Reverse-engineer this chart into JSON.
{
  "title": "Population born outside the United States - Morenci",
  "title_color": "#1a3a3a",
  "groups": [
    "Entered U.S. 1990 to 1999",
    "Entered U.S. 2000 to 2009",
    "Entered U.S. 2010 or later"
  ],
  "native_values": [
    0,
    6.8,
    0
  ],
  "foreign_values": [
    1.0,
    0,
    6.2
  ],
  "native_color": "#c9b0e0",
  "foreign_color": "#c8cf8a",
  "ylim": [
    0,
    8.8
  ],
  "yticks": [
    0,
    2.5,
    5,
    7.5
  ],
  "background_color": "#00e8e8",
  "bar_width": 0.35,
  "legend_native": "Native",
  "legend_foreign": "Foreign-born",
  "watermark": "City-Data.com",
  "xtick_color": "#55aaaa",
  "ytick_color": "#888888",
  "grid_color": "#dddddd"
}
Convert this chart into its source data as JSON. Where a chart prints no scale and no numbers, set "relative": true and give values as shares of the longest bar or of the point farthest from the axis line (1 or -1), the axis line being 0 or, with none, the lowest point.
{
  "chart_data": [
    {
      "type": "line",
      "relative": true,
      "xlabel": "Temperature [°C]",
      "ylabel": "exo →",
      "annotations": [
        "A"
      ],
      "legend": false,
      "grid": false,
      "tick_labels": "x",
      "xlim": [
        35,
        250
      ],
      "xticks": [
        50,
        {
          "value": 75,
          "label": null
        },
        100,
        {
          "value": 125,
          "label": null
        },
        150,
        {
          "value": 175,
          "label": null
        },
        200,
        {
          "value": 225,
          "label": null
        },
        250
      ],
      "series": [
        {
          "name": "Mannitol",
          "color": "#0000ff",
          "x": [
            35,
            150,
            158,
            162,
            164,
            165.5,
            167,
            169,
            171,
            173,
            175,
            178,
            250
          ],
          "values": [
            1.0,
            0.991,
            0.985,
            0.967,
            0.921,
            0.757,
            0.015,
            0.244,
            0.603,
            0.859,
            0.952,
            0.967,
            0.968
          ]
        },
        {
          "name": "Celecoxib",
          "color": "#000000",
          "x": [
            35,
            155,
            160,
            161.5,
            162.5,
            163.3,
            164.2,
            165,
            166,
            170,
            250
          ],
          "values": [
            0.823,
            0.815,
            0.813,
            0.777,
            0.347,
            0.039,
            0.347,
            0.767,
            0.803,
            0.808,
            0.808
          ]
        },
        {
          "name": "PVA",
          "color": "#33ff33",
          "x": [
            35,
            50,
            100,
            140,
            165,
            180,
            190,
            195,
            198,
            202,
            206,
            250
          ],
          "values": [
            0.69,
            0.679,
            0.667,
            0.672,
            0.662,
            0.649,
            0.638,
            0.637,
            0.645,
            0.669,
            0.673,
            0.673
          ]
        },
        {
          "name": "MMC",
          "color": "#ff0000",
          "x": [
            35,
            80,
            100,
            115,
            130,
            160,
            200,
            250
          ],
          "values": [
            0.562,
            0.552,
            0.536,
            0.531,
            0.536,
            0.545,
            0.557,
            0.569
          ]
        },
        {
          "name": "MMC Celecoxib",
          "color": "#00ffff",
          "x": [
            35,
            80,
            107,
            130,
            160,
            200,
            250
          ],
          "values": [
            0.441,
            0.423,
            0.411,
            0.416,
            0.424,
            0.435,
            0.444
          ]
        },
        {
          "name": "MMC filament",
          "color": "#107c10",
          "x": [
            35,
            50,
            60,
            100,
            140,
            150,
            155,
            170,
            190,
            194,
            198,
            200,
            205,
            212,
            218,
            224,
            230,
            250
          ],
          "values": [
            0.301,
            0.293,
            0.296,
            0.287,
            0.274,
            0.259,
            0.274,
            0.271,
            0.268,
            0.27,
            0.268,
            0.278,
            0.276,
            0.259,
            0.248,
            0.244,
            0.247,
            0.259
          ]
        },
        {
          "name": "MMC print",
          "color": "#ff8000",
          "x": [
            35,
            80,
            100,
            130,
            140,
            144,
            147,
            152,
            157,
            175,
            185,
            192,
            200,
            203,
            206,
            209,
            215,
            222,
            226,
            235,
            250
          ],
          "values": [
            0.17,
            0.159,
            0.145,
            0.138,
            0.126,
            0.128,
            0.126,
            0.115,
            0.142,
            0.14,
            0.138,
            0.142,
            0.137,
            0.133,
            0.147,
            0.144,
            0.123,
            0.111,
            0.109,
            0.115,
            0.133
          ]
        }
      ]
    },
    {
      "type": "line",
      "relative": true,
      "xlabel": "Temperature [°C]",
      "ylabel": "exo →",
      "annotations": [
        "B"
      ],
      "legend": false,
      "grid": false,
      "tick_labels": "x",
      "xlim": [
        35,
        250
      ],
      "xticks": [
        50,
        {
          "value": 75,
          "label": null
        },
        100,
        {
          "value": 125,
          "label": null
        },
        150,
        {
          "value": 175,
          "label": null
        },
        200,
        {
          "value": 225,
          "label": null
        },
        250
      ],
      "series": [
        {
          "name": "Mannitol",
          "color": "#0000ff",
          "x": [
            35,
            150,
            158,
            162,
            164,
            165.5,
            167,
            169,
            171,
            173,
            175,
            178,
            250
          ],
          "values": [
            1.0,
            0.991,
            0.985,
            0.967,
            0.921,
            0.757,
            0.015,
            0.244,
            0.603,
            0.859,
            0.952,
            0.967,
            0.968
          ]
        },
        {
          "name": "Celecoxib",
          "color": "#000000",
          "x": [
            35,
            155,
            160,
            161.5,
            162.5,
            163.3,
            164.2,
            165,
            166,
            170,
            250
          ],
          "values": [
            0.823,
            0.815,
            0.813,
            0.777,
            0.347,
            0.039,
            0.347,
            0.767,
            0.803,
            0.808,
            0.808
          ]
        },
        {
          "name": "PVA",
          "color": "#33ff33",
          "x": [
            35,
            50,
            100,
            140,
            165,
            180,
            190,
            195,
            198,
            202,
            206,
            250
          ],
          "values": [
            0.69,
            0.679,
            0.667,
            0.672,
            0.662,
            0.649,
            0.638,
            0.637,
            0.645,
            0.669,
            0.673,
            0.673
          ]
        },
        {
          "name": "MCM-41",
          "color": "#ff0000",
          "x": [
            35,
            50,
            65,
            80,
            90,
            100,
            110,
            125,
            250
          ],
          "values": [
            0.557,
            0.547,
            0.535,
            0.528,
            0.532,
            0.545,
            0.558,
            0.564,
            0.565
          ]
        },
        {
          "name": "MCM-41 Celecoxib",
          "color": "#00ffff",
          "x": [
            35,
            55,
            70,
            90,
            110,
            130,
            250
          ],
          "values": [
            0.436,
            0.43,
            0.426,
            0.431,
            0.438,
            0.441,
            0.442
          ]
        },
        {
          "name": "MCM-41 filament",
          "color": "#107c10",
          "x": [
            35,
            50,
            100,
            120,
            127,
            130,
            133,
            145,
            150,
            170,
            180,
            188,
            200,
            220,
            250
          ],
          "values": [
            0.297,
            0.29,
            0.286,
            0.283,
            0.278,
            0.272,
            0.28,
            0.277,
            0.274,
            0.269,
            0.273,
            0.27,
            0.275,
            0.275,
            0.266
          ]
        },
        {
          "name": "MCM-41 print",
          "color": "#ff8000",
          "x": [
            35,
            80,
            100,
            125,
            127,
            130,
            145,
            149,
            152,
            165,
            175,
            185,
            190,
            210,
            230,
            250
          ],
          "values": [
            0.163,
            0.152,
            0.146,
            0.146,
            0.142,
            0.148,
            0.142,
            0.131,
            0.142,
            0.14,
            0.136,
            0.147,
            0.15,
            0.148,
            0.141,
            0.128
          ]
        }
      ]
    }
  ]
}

* * * *

Write out every entry again, keeping each line exactly the same.

■ WRITTEN ANSWER:
Reverse-engineer this chart into JSON.
{
  "title": "Population born outside the United States - Morenci",
  "title_color": "#1a3a3a",
  "groups": [
    "Entered U.S. 1990 to 1999",
    "Entered U.S. 2000 to 2009",
    "Entered U.S. 2010 or later"
  ],
  "native_values": [
    0,
    6.8,
    0
  ],
  "foreign_values": [
    1.0,
    0,
    6.2
  ],
  "native_color": "#c9b0e0",
  "foreign_color": "#c8cf8a",
  "ylim": [
    0,
    8.8
  ],
  "yticks": [
    0,
    2.5,
    5,
    7.5
  ],
  "background_color": "#00e8e8",
  "bar_width": 0.35,
  "legend_native": "Native",
  "legend_foreign": "Foreign-born",
  "watermark": "City-Data.com",
  "xtick_color": "#55aaaa",
  "ytick_color": "#888888",
  "grid_color": "#dddddd"
}
Convert this chart into its source data as JSON. Where a chart prints no scale and no numbers, set "relative": true and give values as shares of the longest bar or of the point farthest from the axis line (1 or -1), the axis line being 0 or, with none, the lowest point.
{
  "chart_data": [
    {
      "type": "line",
      "relative": true,
      "xlabel": "Temperature [°C]",
      "ylabel": "exo →",
      "annotations": [
        "A"
      ],
      "legend": false,
      "grid": false,
      "tick_labels": "x",
      "xlim": [
        35,
        250
      ],
      "xticks": [
        50,
        {
          "value": 75,
          "label": null
        },
        100,
        {
          "value": 125,
          "label": null
        },
        150,
        {
          "value": 175,
          "label": null
        },
        200,
        {
          "value": 225,
          "label": null
        },
        250
      ],
      "series": [
        {
          "name": "Mannitol",
          "color": "#0000ff",
          "x": [
            35,
            150,
            158,
            162,
            164,
            165.5,
            167,
            169,
            171,
            173,
            175,
            178,
            250
          ],
          "values": [
            1.0,
            0.991,
            0.985,
            0.967,
            0.921,
            0.757,
            0.015,
            0.244,
            0.603,
            0.859,
            0.952,
            0.967,
            0.968
          ]
        },
        {
          "name": "Celecoxib",
          "color": "#000000",
          "x": [
            35,
            155,
            160,
            161.5,
            162.5,
            163.3,
            164.2,
            165,
            166,
            170,
            250
          ],
          "values": [
            0.823,
            0.815,
            0.813,
            0.777,
            0.347,
            0.039,
            0.347,
            0.767,
            0.803,
            0.808,
            0.808
          ]
        },
        {
          "name": "PVA",
          "color": "#33ff33",
          "x": [
            35,
            50,
            100,
            140,
            165,
            180,
            190,
            195,
            198,
            202,
            206,
            250
          ],
          "values": [
            0.69,
            0.679,
            0.667,
            0.672,
            0.662,
            0.649,
            0.638,
            0.637,
            0.645,
            0.669,
            0.673,
            0.673
          ]
        },
        {
          "name": "MMC",
          "color": "#ff0000",
          "x": [
            35,
            80,
            100,
            115,
            130,
            160,
            200,
            250
          ],
          "values": [
            0.562,
            0.552,
            0.536,
            0.531,
            0.536,
            0.545,
            0.557,
            0.569
          ]
        },
        {
          "name": "MMC Celecoxib",
          "color": "#00ffff",
          "x": [
            35,
            80,
            107,
            130,
            160,
            200,
            250
          ],
          "values": [
            0.441,
            0.423,
            0.411,
            0.416,
            0.424,
            0.435,
            0.444
          ]
        },
        {
          "name": "MMC filament",
          "color": "#107c10",
          "x": [
            35,
            50,
            60,
            100,
            140,
            150,
            155,
            170,
            190,
            194,
            198,
            200,
            205,
            212,
            218,
            224,
            230,
            250
          ],
          "values": [
            0.301,
            0.293,
            0.296,
            0.287,
            0.274,
            0.259,
            0.274,
            0.271,
            0.268,
            0.27,
            0.268,
            0.278,
            0.276,
            0.259,
            0.248,
            0.244,
            0.247,
            0.259
          ]
        },
        {
          "name": "MMC print",
          "color": "#ff8000",
          "x": [
            35,
            80,
            100,
            130,
            140,
            144,
            147,
            152,
            157,
            175,
            185,
            192,
            200,
            203,
            206,
            209,
            215,
            222,
            226,
            235,
            250
          ],
          "values": [
            0.17,
            0.159,
            0.145,
            0.138,
            0.126,
            0.128,
            0.126,
            0.115,
            0.142,
            0.14,
            0.138,
            0.142,
            0.137,
            0.133,
            0.147,
            0.144,
            0.123,
            0.111,
            0.109,
            0.115,
            0.133
          ]
        }
      ]
    },
    {
      "type": "line",
      "relative": true,
      "xlabel": "Temperature [°C]",
      "ylabel": "exo →",
      "annotations": [
        "B"
      ],
      "legend": false,
      "grid": false,
      "tick_labels": "x",
      "xlim": [
        35,
        250
      ],
      "xticks": [
        50,
        {
          "value": 75,
          "label": null
        },
        100,
        {
          "value": 125,
          "label": null
        },
        150,
        {
          "value": 175,
          "label": null
        },
        200,
        {
          "value": 225,
          "label": null
        },
        250
      ],
      "series": [
        {
          "name": "Mannitol",
          "color": "#0000ff",
          "x": [
            35,
            150,
            158,
            162,
            164,
            165.5,
            167,
            169,
            171,
            173,
            175,
            178,
            250
          ],
          "values": [
            1.0,
            0.991,
            0.985,
            0.967,
            0.921,
            0.757,
            0.015,
            0.244,
            0.603,
            0.859,
            0.952,
            0.967,
            0.968
          ]
        },
        {
          "name": "Celecoxib",
          "color": "#000000",
          "x": [
            35,
            155,
            160,
            161.5,
            162.5,
            163.3,
            164.2,
            165,
            166,
            170,
            250
          ],
          "values": [
            0.823,
            0.815,
            0.813,
            0.777,
            0.347,
            0.039,
            0.347,
            0.767,
            0.803,
            0.808,
            0.808
          ]
        },
        {
          "name": "PVA",
          "color": "#33ff33",
          "x": [
            35,
            50,
            100,
            140,
            165,
            180,
            190,
            195,
            198,
            202,
            206,
            250
          ],
          "values": [
            0.69,
            0.679,
            0.667,
            0.672,
            0.662,
            0.649,
            0.638,
            0.637,
            0.645,
            0.669,
            0.673,
            0.673
          ]
        },
        {
          "name": "MCM-41",
          "color": "#ff0000",
          "x": [
            35,
            50,
            65,
            80,
            90,
            100,
            110,
            125,
            250
          ],
          "values": [
            0.557,
            0.547,
            0.535,
            0.528,
            0.532,
            0.545,
            0.558,
            0.564,
            0.565
          ]
        },
        {
          "name": "MCM-41 Celecoxib",
          "color": "#00ffff",
          "x": [
            35,
            55,
            70,
            90,
            110,
            130,
            250
          ],
          "values": [
            0.436,
            0.43,
            0.426,
            0.431,
            0.438,
            0.441,
            0.442
          ]
        },
        {
          "name": "MCM-41 filament",
          "color": "#107c10",
          "x": [
            35,
            50,
            100,
            120,
            127,
            130,
            133,
            145,
            150,
            170,
            180,
            188,
            200,
            220,
            250
          ],
          "values": [
            0.297,
            0.29,
            0.286,
            0.283,
            0.278,
            0.272,
            0.28,
            0.277,
            0.274,
            0.269,
            0.273,
            0.27,
            0.275,
            0.275,
            0.266
          ]
        },
        {
          "name": "MCM-41 print",
          "color": "#ff8000",
          "x": [
            35,
            80,
            100,
            125,
            127,
            130,
            145,
            149,
            152,
            165,
            175,
            185,
            190,
            210,
            230,
            250
          ],
          "values": [
            0.163,
            0.152,
            0.146,
            0.146,
            0.142,
            0.148,
            0.142,
            0.131,
            0.142,
            0.14,
            0.136,
            0.147,
            0.15,
            0.148,
            0.141,
            0.128
          ]
        }
      ]
    }
  ]
}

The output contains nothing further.